THE PROBLEM: Beneath this sentence is a set of records; write each of them out exactly.

EXERCISE DATA:

══════════

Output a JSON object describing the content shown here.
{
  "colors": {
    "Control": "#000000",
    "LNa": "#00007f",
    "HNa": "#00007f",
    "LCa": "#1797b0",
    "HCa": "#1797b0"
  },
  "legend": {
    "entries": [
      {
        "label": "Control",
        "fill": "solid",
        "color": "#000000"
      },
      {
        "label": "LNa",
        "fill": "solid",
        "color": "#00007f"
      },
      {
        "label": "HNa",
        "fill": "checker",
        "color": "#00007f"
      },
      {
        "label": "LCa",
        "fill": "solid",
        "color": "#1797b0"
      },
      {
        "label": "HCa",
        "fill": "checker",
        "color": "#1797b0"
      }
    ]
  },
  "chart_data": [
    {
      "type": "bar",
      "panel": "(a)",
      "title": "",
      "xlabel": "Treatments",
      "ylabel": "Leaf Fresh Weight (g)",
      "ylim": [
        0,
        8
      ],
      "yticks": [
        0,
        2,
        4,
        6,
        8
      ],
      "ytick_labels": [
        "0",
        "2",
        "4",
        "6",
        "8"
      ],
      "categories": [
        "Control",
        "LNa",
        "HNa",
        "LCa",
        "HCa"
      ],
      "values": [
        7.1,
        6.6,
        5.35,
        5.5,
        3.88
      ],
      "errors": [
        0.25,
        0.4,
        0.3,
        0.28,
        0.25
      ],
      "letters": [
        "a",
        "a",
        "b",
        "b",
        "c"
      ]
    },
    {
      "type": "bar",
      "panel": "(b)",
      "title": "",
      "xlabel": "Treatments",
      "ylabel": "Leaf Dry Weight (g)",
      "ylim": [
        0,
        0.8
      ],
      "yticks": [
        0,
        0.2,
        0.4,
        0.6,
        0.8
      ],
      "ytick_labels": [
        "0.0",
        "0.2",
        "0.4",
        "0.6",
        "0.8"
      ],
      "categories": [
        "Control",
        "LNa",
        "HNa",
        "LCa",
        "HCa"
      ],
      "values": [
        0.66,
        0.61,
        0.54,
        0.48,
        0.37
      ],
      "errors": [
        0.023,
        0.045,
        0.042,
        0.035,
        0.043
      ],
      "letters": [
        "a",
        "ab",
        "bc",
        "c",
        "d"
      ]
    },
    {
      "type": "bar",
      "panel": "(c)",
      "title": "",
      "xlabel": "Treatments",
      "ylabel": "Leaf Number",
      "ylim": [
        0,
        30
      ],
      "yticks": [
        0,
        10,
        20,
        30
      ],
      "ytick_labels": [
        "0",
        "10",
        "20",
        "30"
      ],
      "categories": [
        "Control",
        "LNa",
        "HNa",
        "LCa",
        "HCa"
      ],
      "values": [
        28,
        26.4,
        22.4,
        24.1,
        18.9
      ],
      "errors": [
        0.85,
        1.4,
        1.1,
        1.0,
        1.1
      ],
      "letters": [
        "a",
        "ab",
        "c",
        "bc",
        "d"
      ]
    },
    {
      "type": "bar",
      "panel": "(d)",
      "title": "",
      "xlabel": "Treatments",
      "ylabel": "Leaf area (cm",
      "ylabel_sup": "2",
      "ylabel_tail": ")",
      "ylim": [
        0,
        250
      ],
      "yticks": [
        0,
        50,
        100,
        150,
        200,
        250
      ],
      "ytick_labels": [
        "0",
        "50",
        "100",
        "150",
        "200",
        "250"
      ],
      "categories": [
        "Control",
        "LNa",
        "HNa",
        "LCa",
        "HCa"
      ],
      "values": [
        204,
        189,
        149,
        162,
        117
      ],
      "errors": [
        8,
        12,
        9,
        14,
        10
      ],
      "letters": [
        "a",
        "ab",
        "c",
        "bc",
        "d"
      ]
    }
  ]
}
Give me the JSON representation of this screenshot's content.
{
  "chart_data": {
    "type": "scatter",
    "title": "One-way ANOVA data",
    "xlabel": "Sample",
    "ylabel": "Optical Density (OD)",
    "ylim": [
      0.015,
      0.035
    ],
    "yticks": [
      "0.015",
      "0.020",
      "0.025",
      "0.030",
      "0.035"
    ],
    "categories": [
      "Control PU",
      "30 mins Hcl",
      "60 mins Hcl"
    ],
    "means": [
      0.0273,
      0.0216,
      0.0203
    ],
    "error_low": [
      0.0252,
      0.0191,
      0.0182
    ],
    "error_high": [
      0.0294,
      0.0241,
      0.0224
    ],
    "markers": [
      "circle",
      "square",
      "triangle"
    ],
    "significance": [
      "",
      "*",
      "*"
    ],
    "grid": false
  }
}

══════════

TASK RESPONSE:
Output a JSON object describing the content shown here.
{
  "colors": {
    "Control": "#000000",
    "LNa": "#00007f",
    "HNa": "#00007f",
    "LCa": "#1797b0",
    "HCa": "#1797b0"
  },
  "legend": {
    "entries": [
      {
        "label": "Control",
        "fill": "solid",
        "color": "#000000"
      },
      {
        "label": "LNa",
        "fill": "solid",
        "color": "#00007f"
      },
      {
        "label": "HNa",
        "fill": "checker",
        "color": "#00007f"
      },
      {
        "label": "LCa",
        "fill": "solid",
        "color": "#1797b0"
      },
      {
        "label": "HCa",
        "fill": "checker",
        "color": "#1797b0"
      }
    ]
  },
  "chart_data": [
    {
      "type": "bar",
      "panel": "(a)",
      "title": "",
      "xlabel": "Treatments",
      "ylabel": "Leaf Fresh Weight (g)",
      "ylim": [
        0,
        8
      ],
      "yticks": [
        0,
        2,
        4,
        6,
        8
      ],
      "ytick_labels": [
        "0",
        "2",
        "4",
        "6",
        "8"
      ],
      "categories": [
        "Control",
        "LNa",
        "HNa",
        "LCa",
        "HCa"
      ],
      "values": [
        7.1,
        6.6,
        5.35,
        5.5,
        3.88
      ],
      "errors": [
        0.25,
        0.4,
        0.3,
        0.28,
        0.25
      ],
      "letters": [
        "a",
        "a",
        "b",
        "b",
        "c"
      ]
    },
    {
      "type": "bar",
      "panel": "(b)",
      "title": "",
      "xlabel": "Treatments",
      "ylabel": "Leaf Dry Weight (g)",
      "ylim": [
        0,
        0.8
      ],
      "yticks": [
        0,
        0.2,
        0.4,
        0.6,
        0.8
      ],
      "ytick_labels": [
        "0.0",
        "0.2",
        "0.4",
        "0.6",
        "0.8"
      ],
      "categories": [
        "Control",
        "LNa",
        "HNa",
        "LCa",
        "HCa"
      ],
      "values": [
        0.66,
        0.61,
        0.54,
        0.48,
        0.37
      ],
      "errors": [
        0.023,
        0.045,
        0.042,
        0.035,
        0.043
      ],
      "letters": [
        "a",
        "ab",
        "bc",
        "c",
        "d"
      ]
    },
    {
      "type": "bar",
      "panel": "(c)",
      "title": "",
      "xlabel": "Treatments",
      "ylabel": "Leaf Number",
      "ylim": [
        0,
        30
      ],
      "yticks": [
        0,
        10,
        20,
        30
      ],
      "ytick_labels": [
        "0",
        "10",
        "20",
        "30"
      ],
      "categories": [
        "Control",
        "LNa",
        "HNa",
        "LCa",
        "HCa"
      ],
      "values": [
        28,
        26.4,
        22.4,
        24.1,
        18.9
      ],
      "errors": [
        0.85,
        1.4,
        1.1,
        1.0,
        1.1
      ],
      "letters": [
        "a",
        "ab",
        "c",
        "bc",
        "d"
      ]
    },
    {
      "type": "bar",
      "panel": "(d)",
      "title": "",
      "xlabel": "Treatments",
      "ylabel": "Leaf area (cm",
      "ylabel_sup": "2",
      "ylabel_tail": ")",
      "ylim": [
        0,
        250
      ],
      "yticks": [
        0,
        50,
        100,
        150,
        200,
        250
      ],
      "ytick_labels": [
        "0",
        "50",
        "100",
        "150",
        "200",
        "250"
      ],
      "categories": [
        "Control",
        "LNa",
        "HNa",
        "LCa",
        "HCa"
      ],
      "values": [
        204,
        189,
        149,
        162,
        117
      ],
      "errors": [
        8,
        12,
        9,
        14,
        10
      ],
      "letters": [
        "a",
        "ab",
        "c",
        "bc",
        "d"
      ]
    }
  ]
}
Give me the JSON representation of this screenshot's content.
{
  "chart_data": {
    "type": "scatter",
    "title": "One-way ANOVA data",
    "xlabel": "Sample",
    "ylabel": "Optical Density (OD)",
    "ylim": [
      0.015,
      0.035
    ],
    "yticks": [
      "0.015",
      "0.020",
      "0.025",
      "0.030",
      "0.035"
    ],
    "categories": [
      "Control PU",
      "30 mins Hcl",
      "60 mins Hcl"
    ],
    "means": [
      0.0273,
      0.0216,
      0.0203
    ],
    "error_low": [
      0.0252,
      0.0191,
      0.0182
    ],
    "error_high": [
      0.0294,
      0.0241,
      0.0224
    ],
    "markers": [
      "circle",
      "square",
      "triangle"
    ],
    "significance": [
      "",
      "*",
      "*"
    ],
    "grid": false
  }
}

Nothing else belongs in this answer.